* start *

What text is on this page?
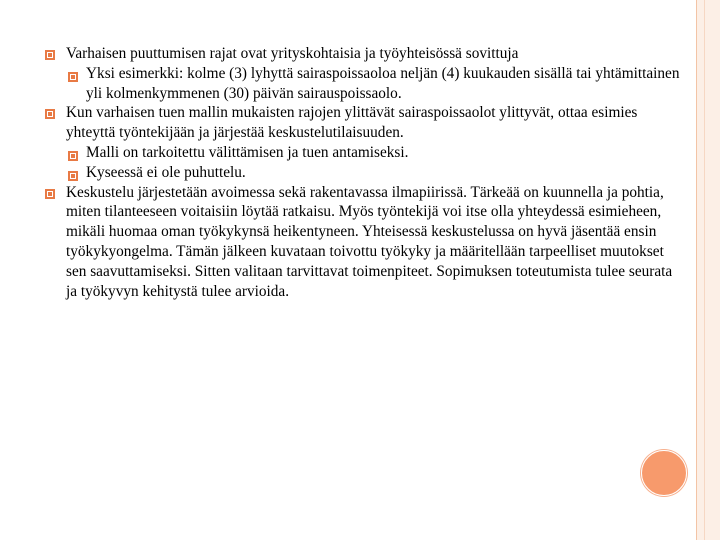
Varhaisen puuttumisen rajat ovat yrityskohtaisia ja työyhteisössä sovittuja
Yksi esimerkki: kolme (3) lyhyttä sairaspoissaoloa neljän (4) kuukauden sisällä tai yhtämittainen yli kolmenkymmenen (30) päivän sairauspoissaolo.
Kun varhaisen tuen mallin mukaisten rajojen ylittävät sairaspoissaolot ylittyvät, ottaa esimies yhteyttä työntekijään ja järjestää keskustelutilaisuuden.
Malli on tarkoitettu välittämisen ja tuen antamiseksi.
Kyseessä ei ole puhuttelu.
Keskustelu järjestetään avoimessa sekä rakentavassa ilmapiirissä. Tärkeää on kuunnella ja pohtia, miten tilanteeseen voitaisiin löytää ratkaisu. Myös työntekijä voi itse olla yhteydessä esimieheen, mikäli huomaa oman työkykynsä heikentyneen. Yhteisessä keskustelussa on hyvä jäsentää ensin työkykyongelma. Tämän jälkeen kuvataan toivottu työkyky ja määritellään tarpeelliset muutokset sen saavuttamiseksi. Sitten valitaan tarvittavat toimenpiteet. Sopimuksen toteutumista tulee seurata ja työkyvyn kehitystä tulee arvioida.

* end *

▸ Your goal
Identify the lines that hold the word "tuen". Copy every one of them.

▸ Completed exercise
Kun varhaisen tuen mallin mukaisten rajojen ylittävät sairaspoissaolot ylittyvät, ottaa esimies yhteyttä työntekijään ja järjestää keskustelutilaisuuden.
Malli on tarkoitettu välittämisen ja tuen antamiseksi.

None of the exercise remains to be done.